* _GIVEN DATA_:

==========

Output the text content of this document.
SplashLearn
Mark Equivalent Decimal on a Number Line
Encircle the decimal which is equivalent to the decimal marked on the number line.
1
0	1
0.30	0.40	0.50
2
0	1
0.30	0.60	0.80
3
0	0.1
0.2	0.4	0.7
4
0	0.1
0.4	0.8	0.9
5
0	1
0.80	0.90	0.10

==========

* _EXERCISE AIM_: Restate each entry exactly, skipping none.

* _RESPONSE BELOW_:
Output the text content of this document.
SplashLearn
Mark Equivalent Decimal on a Number Line
Encircle the decimal which is equivalent to the decimal marked on the number line.
1
0	1
0.30	0.40	0.50
2
0	1
0.30	0.60	0.80
3
0	0.1
0.2	0.4	0.7
4
0	0.1
0.4	0.8	0.9
5
0	1
0.80	0.90	0.10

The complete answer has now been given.